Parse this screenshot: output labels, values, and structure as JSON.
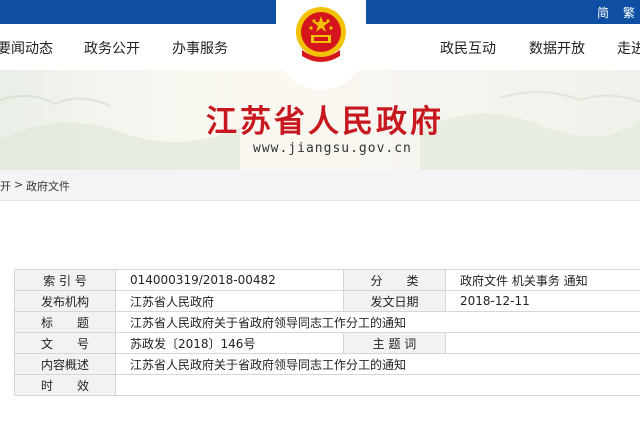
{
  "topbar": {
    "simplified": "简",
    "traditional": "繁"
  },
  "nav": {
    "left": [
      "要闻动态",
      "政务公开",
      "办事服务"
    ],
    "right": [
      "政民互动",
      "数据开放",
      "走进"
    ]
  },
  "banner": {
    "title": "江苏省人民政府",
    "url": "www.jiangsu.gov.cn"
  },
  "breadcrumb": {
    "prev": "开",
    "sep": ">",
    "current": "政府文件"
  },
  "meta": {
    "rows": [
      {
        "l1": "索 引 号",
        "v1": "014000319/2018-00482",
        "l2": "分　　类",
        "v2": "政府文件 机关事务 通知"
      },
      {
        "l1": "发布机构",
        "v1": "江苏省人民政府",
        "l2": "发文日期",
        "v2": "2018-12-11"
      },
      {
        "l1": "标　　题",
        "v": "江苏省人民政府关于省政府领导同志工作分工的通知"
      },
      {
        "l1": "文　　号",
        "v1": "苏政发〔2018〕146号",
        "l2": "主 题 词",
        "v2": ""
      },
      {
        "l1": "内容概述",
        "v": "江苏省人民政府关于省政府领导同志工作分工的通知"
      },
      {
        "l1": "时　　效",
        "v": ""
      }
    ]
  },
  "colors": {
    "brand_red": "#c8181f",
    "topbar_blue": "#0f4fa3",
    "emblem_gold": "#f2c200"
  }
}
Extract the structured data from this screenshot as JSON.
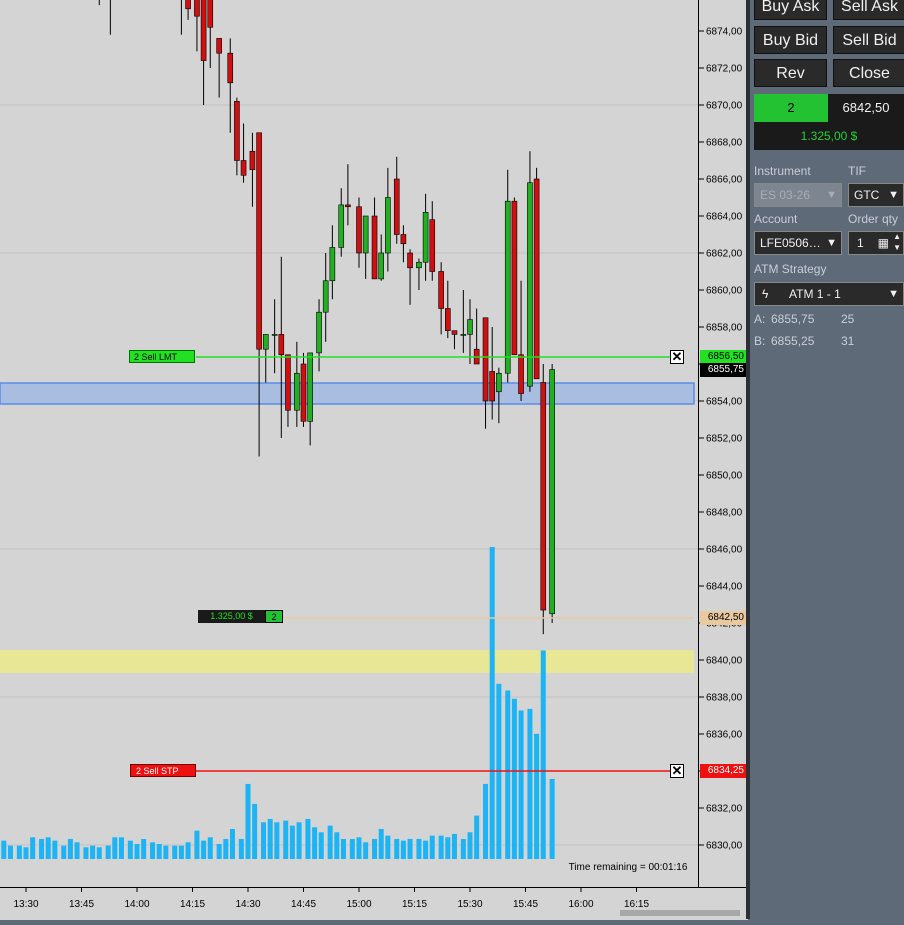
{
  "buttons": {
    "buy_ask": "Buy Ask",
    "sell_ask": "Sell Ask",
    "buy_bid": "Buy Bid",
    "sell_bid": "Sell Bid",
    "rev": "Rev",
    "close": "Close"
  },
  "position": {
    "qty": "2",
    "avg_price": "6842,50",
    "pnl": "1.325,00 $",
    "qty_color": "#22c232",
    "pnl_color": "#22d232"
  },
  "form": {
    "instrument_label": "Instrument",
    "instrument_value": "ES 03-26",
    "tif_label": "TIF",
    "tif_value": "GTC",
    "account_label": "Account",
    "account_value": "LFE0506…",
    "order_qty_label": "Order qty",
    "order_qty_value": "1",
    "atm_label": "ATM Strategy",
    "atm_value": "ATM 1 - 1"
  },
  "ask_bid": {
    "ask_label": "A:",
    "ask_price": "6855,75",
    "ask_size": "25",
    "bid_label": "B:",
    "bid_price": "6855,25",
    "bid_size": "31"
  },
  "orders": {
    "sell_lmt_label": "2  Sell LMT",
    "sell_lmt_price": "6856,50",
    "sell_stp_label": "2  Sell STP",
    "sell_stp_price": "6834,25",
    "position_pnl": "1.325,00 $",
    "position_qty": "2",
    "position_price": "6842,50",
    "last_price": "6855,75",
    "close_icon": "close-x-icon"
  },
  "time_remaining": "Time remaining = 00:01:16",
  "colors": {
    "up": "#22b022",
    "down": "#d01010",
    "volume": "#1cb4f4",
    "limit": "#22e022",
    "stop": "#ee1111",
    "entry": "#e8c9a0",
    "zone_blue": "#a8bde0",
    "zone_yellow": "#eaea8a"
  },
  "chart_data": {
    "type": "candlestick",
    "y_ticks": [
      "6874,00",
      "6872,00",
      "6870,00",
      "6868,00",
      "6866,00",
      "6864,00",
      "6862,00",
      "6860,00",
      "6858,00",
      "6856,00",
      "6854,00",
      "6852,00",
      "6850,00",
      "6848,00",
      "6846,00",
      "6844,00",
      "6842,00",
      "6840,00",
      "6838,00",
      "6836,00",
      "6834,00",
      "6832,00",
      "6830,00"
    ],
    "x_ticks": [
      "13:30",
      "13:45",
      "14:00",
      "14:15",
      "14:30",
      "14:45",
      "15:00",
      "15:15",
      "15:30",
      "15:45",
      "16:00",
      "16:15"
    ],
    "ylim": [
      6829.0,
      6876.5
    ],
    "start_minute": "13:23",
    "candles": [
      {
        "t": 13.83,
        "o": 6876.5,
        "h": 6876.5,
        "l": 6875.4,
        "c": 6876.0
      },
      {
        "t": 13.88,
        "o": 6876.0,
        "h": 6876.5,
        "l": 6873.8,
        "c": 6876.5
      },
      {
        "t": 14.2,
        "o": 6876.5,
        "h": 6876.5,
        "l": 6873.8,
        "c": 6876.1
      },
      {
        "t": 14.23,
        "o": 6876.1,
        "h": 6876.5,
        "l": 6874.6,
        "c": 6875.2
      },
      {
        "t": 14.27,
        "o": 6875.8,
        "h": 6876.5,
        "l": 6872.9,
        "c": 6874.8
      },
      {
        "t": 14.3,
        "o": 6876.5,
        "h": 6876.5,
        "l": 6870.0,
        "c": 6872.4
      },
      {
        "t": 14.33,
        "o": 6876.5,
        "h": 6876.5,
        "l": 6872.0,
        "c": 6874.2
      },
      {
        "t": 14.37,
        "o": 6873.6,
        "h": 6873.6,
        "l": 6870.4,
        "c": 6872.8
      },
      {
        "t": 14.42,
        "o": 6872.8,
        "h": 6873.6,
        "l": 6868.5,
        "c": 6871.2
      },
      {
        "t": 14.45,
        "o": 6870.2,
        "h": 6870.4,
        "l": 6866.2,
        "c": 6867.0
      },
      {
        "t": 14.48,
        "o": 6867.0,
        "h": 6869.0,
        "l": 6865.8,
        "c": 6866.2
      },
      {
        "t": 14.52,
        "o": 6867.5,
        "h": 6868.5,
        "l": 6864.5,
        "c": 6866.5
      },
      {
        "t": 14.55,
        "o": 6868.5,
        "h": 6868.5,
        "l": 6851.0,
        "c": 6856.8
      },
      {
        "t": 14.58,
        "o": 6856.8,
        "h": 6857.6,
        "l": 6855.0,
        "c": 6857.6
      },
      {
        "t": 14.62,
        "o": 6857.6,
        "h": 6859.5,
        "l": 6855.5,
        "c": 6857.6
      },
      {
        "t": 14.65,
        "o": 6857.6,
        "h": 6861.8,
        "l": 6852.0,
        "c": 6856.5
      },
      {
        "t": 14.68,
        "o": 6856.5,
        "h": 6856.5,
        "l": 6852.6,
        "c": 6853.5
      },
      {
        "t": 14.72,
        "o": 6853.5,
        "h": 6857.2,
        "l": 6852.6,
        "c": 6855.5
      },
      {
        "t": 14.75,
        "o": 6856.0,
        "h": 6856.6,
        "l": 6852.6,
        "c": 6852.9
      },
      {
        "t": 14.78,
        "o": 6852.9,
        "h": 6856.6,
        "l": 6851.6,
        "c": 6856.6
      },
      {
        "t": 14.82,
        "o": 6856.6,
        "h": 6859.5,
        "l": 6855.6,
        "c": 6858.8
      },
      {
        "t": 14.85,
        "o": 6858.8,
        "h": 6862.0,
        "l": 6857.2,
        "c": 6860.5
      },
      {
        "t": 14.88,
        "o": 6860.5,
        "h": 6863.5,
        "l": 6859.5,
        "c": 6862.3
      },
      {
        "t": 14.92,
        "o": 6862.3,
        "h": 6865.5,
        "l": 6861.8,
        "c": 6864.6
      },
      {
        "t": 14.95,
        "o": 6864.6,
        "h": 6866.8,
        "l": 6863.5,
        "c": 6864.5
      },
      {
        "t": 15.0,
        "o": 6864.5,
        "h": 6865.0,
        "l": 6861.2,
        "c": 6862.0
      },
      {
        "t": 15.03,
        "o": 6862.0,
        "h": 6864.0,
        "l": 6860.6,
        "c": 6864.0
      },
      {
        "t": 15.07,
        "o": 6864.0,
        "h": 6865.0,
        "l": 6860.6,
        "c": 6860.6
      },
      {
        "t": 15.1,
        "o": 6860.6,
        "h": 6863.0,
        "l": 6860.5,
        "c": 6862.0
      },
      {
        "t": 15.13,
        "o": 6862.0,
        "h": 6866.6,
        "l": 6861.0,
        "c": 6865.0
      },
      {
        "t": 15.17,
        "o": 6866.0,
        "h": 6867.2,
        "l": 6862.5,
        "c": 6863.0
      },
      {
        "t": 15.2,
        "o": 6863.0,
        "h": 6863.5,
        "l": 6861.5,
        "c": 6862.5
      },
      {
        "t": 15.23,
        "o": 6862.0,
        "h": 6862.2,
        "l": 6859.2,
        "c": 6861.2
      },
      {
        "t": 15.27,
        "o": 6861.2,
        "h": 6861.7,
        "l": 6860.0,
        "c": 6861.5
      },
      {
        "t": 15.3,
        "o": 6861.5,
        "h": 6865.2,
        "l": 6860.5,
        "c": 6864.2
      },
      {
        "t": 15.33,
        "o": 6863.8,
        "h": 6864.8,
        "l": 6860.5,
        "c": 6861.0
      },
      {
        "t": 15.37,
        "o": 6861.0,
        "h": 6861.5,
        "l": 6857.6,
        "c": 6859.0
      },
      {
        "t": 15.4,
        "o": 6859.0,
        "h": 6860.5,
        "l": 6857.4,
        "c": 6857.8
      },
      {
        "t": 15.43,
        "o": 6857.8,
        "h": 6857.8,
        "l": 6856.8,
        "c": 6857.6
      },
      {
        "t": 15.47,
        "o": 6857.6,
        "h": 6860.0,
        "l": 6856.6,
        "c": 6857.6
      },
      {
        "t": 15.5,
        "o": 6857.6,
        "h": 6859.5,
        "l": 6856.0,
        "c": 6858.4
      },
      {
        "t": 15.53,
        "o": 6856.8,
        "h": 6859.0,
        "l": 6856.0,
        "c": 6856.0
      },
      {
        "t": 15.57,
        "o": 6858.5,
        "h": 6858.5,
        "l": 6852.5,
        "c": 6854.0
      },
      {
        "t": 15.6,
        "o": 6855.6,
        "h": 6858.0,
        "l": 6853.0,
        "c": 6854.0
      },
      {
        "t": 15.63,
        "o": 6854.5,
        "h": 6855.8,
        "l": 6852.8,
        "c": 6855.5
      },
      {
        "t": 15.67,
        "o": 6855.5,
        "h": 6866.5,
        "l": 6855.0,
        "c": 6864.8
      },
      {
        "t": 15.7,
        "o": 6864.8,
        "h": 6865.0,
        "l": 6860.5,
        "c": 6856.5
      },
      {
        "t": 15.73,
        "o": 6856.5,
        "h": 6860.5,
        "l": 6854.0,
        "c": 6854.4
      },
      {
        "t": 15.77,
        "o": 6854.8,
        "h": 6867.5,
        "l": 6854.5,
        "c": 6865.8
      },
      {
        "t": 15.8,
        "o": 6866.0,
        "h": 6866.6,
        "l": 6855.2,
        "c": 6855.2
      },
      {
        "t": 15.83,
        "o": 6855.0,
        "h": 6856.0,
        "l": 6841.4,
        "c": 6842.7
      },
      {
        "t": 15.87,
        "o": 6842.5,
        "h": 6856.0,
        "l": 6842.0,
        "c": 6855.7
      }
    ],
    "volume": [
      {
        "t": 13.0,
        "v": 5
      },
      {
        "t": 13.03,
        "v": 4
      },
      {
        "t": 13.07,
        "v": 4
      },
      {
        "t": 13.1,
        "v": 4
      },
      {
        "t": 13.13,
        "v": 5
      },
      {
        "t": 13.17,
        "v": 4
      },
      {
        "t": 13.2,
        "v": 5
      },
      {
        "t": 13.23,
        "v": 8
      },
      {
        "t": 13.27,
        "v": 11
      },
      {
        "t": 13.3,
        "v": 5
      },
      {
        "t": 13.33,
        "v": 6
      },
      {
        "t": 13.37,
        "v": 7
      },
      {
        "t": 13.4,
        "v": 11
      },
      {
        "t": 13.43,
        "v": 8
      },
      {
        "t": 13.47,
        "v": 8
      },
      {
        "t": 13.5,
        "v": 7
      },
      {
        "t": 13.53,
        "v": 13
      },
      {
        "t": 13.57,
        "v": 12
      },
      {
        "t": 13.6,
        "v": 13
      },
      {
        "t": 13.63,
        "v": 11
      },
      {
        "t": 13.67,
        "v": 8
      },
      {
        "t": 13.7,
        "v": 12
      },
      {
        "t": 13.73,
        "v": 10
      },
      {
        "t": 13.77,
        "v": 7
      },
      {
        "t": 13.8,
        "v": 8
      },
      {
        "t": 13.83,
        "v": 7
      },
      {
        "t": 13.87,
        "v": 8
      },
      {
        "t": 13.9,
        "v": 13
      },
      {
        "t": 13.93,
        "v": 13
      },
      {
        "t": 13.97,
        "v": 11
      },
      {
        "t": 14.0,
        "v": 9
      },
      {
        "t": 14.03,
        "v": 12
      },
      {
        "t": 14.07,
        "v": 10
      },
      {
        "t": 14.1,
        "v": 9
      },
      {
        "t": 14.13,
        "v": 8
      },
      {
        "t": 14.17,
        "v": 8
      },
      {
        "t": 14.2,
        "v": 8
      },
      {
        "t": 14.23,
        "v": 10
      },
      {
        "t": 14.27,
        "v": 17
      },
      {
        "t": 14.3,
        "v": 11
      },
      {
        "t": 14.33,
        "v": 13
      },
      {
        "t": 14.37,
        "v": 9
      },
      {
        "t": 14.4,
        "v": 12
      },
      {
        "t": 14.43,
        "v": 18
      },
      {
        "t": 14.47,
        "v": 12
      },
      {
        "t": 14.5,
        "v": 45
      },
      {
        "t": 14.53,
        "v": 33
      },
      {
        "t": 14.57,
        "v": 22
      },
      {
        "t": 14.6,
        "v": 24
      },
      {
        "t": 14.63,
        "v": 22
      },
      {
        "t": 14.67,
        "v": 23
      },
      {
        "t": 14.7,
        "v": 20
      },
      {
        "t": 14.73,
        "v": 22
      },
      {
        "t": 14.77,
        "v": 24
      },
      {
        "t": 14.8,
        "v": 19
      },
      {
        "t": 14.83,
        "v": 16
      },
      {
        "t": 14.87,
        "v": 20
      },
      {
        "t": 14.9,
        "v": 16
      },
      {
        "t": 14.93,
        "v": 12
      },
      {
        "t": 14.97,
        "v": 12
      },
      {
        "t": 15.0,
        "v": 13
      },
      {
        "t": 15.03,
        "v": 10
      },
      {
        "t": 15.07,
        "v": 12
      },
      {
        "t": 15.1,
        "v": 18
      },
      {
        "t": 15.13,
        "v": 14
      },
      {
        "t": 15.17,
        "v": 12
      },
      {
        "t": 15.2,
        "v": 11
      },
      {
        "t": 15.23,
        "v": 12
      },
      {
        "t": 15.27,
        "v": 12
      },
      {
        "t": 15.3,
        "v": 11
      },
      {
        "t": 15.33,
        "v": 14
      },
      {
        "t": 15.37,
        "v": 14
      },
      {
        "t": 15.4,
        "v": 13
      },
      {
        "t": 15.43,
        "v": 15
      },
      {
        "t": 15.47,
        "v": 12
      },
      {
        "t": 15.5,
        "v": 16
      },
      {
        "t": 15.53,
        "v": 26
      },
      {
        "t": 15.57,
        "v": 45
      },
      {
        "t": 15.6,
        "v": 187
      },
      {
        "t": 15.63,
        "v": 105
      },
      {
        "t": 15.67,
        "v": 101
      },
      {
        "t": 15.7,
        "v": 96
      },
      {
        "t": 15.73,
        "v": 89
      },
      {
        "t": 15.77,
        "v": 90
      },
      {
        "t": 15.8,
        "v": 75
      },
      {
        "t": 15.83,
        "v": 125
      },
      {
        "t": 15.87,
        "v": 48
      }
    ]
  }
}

...

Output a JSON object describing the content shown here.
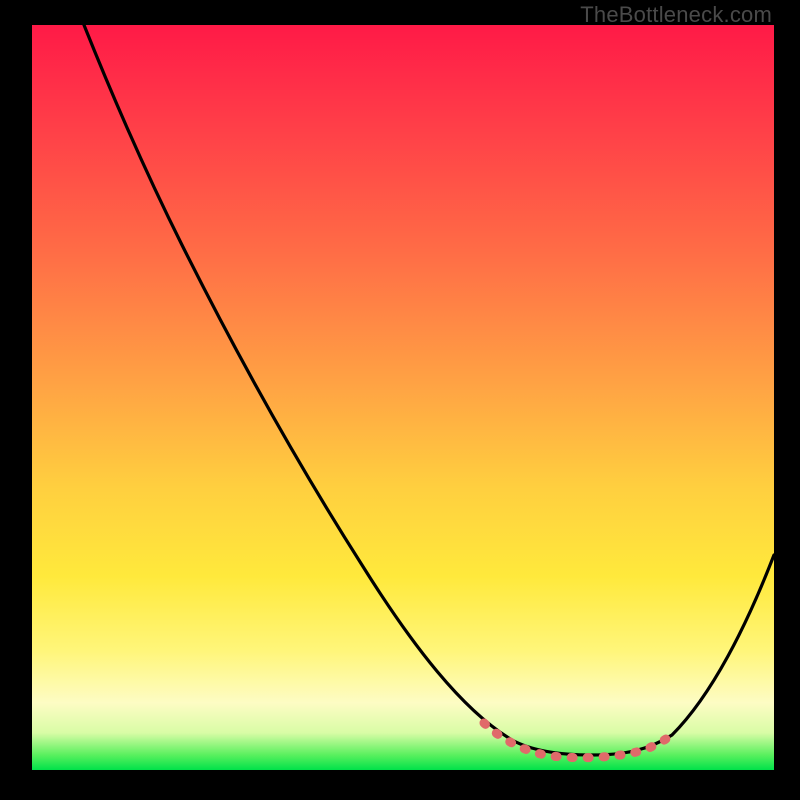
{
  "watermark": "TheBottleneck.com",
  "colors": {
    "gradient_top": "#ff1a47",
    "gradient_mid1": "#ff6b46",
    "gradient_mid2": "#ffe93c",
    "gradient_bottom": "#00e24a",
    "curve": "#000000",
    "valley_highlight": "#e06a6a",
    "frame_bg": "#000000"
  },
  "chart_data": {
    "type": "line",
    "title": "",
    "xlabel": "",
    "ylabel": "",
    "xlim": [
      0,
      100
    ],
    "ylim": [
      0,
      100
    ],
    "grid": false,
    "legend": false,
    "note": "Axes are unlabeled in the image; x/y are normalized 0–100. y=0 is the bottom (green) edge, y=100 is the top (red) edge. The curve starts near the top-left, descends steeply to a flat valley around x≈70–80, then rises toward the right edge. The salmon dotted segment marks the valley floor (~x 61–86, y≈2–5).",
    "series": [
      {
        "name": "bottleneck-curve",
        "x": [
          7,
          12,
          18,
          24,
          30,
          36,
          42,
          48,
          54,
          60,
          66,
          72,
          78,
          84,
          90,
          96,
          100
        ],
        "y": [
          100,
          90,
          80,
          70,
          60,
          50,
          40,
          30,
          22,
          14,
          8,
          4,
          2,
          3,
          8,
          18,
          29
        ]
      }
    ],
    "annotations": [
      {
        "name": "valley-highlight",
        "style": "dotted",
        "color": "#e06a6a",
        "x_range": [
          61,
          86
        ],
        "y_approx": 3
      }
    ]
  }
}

--

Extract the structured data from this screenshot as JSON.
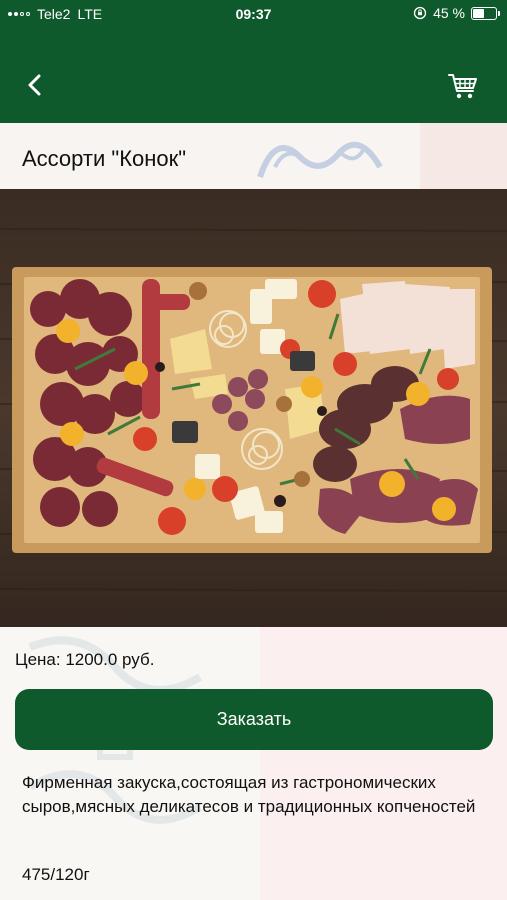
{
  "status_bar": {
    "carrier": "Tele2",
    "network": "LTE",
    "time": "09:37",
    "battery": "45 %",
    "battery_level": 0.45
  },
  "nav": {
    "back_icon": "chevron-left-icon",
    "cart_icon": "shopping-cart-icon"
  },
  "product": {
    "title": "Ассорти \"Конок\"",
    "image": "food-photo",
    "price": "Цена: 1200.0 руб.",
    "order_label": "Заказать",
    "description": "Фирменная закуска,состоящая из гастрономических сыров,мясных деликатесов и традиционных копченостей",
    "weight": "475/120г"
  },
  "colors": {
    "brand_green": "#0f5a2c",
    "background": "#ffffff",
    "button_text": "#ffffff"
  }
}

**Request**:
Check each line above for the string "title" and report how many lines have it, giving only the number.

**Exercise output**:
3